Problem to work on
The records below must be output exactly, without pictures.

Data supplied
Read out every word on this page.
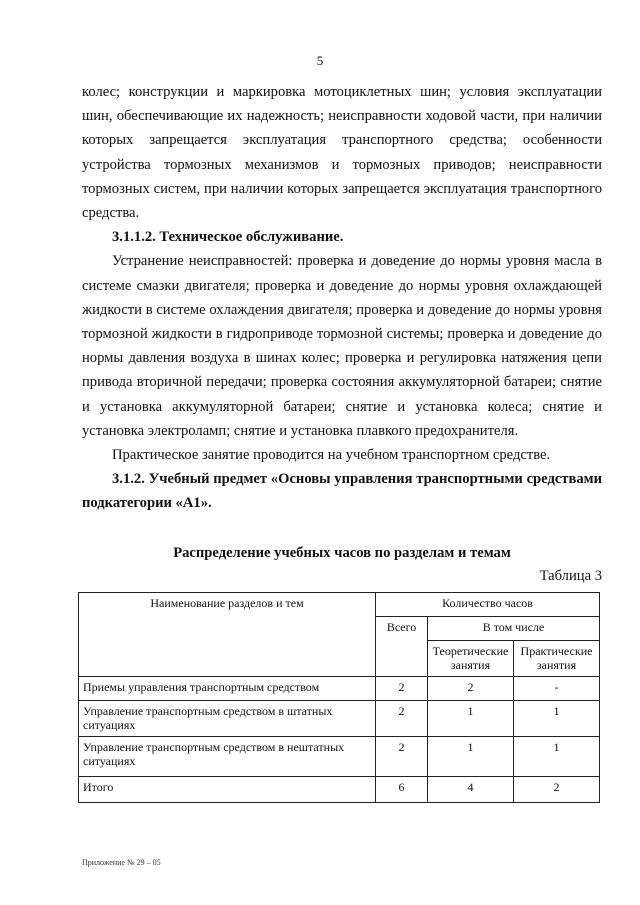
5

колес; конструкции и маркировка мотоциклетных шин; условия эксплуатации шин, обеспечивающие их надежность; неисправности ходовой части, при наличии которых запрещается эксплуатация транспортного средства; особенности устройства тормозных механизмов и тормозных приводов; неисправности тормозных систем, при наличии которых запрещается эксплуатация транспортного средства.

3.1.1.2. Техническое обслуживание.

Устранение неисправностей: проверка и доведение до нормы уровня масла в системе смазки двигателя; проверка и доведение до нормы уровня охлаждающей жидкости в системе охлаждения двигателя; проверка и доведение до нормы уровня тормозной жидкости в гидроприводе тормозной системы; проверка и доведение до нормы давления воздуха в шинах колес; проверка и регулировка натяжения цепи привода вторичной передачи; проверка состояния аккумуляторной батареи; снятие и установка аккумуляторной батареи; снятие и установка колеса; снятие и установка электроламп; снятие и установка плавкого предохранителя.

Практическое занятие проводится на учебном транспортном средстве.

3.1.2. Учебный предмет «Основы управления транспортными средствами подкатегории «А1».

Распределение учебных часов по разделам и темам
Таблица 3
Наименование разделов и тем	Количество часов		
	Всего	В том числе	
		Теоретические занятия	Практические занятия
Приемы управления транспортным средством	2	2	-
Управление транспортным средством в штатных ситуациях	2	1	1
Управление транспортным средством в нештатных ситуациях	2	1	1
Итого	6	4	2
Приложение № 29 – 05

Task response
Read out every word on this page.
5

колес; конструкции и маркировка мотоциклетных шин; условия эксплуатации шин, обеспечивающие их надежность; неисправности ходовой части, при наличии которых запрещается эксплуатация транспортного средства; особенности устройства тормозных механизмов и тормозных приводов; неисправности тормозных систем, при наличии которых запрещается эксплуатация транспортного средства.

3.1.1.2. Техническое обслуживание.

Устранение неисправностей: проверка и доведение до нормы уровня масла в системе смазки двигателя; проверка и доведение до нормы уровня охлаждающей жидкости в системе охлаждения двигателя; проверка и доведение до нормы уровня тормозной жидкости в гидроприводе тормозной системы; проверка и доведение до нормы давления воздуха в шинах колес; проверка и регулировка натяжения цепи привода вторичной передачи; проверка состояния аккумуляторной батареи; снятие и установка аккумуляторной батареи; снятие и установка колеса; снятие и установка электроламп; снятие и установка плавкого предохранителя.

Практическое занятие проводится на учебном транспортном средстве.

3.1.2. Учебный предмет «Основы управления транспортными средствами подкатегории «А1».

Распределение учебных часов по разделам и темам
Таблица 3
Наименование разделов и тем	Количество часов		
	Всего	В том числе	
		Теоретические занятия	Практические занятия
Приемы управления транспортным средством	2	2	-
Управление транспортным средством в штатных ситуациях	2	1	1
Управление транспортным средством в нештатных ситуациях	2	1	1
Итого	6	4	2
Приложение № 29 – 05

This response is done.